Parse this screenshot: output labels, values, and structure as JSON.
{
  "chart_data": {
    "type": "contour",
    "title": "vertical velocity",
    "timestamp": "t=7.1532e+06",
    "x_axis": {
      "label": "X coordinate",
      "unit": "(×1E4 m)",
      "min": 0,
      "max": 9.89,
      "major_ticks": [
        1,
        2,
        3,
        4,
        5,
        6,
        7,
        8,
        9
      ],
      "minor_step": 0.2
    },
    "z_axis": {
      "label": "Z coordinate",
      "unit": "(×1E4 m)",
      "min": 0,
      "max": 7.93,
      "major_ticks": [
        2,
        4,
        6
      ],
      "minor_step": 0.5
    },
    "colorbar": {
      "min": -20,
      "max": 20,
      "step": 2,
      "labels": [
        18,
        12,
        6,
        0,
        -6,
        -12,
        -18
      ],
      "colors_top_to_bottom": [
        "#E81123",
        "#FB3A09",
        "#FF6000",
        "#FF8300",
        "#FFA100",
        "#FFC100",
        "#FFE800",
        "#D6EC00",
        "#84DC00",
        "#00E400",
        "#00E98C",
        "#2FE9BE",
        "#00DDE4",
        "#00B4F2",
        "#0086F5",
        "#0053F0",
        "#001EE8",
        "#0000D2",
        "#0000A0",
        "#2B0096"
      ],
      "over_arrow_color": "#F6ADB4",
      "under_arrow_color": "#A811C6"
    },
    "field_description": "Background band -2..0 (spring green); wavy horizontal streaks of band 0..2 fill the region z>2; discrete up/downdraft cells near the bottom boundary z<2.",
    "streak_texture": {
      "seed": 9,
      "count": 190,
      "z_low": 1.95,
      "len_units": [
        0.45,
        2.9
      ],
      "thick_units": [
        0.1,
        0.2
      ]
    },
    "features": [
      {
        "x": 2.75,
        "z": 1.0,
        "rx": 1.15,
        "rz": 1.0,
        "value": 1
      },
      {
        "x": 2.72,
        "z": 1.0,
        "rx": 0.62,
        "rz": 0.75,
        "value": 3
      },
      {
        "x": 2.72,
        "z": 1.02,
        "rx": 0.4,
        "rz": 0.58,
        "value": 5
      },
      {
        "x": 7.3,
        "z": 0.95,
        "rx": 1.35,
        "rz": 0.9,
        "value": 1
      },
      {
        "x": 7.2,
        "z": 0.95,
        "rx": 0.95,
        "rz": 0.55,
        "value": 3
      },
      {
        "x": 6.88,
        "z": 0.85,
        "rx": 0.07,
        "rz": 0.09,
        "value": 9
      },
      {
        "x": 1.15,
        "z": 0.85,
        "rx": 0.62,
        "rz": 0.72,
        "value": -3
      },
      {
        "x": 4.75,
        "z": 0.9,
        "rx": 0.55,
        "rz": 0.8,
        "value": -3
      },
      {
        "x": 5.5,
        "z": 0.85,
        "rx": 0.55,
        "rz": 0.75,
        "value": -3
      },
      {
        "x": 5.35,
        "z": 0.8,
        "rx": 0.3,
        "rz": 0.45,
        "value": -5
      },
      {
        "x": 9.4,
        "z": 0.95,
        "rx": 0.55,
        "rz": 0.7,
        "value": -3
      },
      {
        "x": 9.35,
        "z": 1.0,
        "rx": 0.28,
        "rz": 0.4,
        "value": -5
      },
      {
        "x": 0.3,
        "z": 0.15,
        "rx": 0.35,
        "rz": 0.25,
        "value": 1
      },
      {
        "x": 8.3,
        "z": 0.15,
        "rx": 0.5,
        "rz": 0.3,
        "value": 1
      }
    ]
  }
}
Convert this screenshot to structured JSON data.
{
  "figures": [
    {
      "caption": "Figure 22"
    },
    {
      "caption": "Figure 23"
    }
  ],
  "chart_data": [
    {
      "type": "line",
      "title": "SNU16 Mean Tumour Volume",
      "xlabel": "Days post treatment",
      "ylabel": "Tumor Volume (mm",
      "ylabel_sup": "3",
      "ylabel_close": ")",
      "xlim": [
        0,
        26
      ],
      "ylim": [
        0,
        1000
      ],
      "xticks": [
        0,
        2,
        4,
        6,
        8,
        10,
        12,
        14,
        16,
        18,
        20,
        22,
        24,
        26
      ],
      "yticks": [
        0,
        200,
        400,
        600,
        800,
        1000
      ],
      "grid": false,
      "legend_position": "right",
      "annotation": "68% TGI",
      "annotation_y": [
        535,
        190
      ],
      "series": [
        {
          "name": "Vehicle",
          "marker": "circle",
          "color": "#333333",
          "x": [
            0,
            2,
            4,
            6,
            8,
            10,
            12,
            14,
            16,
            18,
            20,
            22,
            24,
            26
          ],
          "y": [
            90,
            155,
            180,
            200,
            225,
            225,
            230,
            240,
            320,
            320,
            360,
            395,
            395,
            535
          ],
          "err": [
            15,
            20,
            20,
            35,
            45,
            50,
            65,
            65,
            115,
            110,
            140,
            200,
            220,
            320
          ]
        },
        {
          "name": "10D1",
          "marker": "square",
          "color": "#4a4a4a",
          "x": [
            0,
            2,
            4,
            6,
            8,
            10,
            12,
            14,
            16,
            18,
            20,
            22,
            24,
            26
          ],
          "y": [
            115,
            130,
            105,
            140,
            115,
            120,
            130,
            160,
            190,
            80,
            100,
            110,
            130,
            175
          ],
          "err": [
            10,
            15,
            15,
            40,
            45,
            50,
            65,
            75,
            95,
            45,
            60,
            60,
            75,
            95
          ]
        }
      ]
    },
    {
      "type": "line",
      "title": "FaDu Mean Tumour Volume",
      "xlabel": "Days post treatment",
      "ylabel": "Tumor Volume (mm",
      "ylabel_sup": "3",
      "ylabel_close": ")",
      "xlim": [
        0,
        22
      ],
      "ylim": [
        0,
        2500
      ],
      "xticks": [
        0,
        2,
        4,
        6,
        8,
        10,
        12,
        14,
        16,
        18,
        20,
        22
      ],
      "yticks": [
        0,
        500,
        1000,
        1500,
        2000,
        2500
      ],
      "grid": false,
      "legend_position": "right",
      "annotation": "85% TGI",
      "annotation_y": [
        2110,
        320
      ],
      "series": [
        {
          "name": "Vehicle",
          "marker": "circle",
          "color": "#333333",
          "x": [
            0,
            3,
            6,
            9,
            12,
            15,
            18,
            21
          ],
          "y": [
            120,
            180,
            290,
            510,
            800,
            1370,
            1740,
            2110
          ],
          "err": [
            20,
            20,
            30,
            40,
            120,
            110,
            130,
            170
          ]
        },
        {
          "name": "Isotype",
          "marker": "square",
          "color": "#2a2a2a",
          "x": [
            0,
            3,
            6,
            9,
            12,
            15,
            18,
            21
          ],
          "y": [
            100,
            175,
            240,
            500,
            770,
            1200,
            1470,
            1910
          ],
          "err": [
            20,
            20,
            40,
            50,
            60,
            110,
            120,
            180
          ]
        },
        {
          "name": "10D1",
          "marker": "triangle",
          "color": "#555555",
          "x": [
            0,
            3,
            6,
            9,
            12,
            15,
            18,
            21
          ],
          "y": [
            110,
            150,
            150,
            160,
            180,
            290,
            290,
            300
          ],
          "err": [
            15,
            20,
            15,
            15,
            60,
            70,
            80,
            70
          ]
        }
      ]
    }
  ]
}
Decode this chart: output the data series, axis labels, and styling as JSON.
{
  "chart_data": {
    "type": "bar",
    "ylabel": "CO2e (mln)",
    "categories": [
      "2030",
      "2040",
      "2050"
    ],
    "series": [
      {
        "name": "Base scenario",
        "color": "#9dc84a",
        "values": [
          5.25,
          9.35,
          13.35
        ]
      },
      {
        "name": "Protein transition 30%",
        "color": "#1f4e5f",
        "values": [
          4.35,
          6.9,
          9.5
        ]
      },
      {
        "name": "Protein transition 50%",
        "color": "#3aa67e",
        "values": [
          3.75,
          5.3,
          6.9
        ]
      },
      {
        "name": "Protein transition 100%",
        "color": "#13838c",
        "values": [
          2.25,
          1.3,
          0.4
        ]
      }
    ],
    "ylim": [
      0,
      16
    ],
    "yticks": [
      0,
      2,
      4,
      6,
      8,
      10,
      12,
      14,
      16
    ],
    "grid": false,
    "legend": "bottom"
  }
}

Task instructions
Your answer must be a single number: how many lines of the entries above contain the string "series".

Task response
4